Data extracted from a collection:

++++

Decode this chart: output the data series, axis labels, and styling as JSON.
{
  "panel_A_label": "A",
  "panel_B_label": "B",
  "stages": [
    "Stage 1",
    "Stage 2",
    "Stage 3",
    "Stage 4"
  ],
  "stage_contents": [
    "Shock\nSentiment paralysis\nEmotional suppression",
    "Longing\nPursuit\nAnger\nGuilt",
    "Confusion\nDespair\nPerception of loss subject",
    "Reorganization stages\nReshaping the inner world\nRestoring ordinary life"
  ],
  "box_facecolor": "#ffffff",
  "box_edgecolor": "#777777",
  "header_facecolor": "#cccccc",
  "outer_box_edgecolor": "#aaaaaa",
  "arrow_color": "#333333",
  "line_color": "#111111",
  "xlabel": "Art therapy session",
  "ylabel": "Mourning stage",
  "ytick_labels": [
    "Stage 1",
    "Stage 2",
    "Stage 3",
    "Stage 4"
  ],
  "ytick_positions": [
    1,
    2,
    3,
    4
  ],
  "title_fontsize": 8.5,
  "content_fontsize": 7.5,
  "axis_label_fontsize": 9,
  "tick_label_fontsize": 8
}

++++

* Task objective:
Transcribe each record exactly. Leave nothing out.

* Full answer:
Decode this chart: output the data series, axis labels, and styling as JSON.
{
  "panel_A_label": "A",
  "panel_B_label": "B",
  "stages": [
    "Stage 1",
    "Stage 2",
    "Stage 3",
    "Stage 4"
  ],
  "stage_contents": [
    "Shock\nSentiment paralysis\nEmotional suppression",
    "Longing\nPursuit\nAnger\nGuilt",
    "Confusion\nDespair\nPerception of loss subject",
    "Reorganization stages\nReshaping the inner world\nRestoring ordinary life"
  ],
  "box_facecolor": "#ffffff",
  "box_edgecolor": "#777777",
  "header_facecolor": "#cccccc",
  "outer_box_edgecolor": "#aaaaaa",
  "arrow_color": "#333333",
  "line_color": "#111111",
  "xlabel": "Art therapy session",
  "ylabel": "Mourning stage",
  "ytick_labels": [
    "Stage 1",
    "Stage 2",
    "Stage 3",
    "Stage 4"
  ],
  "ytick_positions": [
    1,
    2,
    3,
    4
  ],
  "title_fontsize": 8.5,
  "content_fontsize": 7.5,
  "axis_label_fontsize": 9,
  "tick_label_fontsize": 8
}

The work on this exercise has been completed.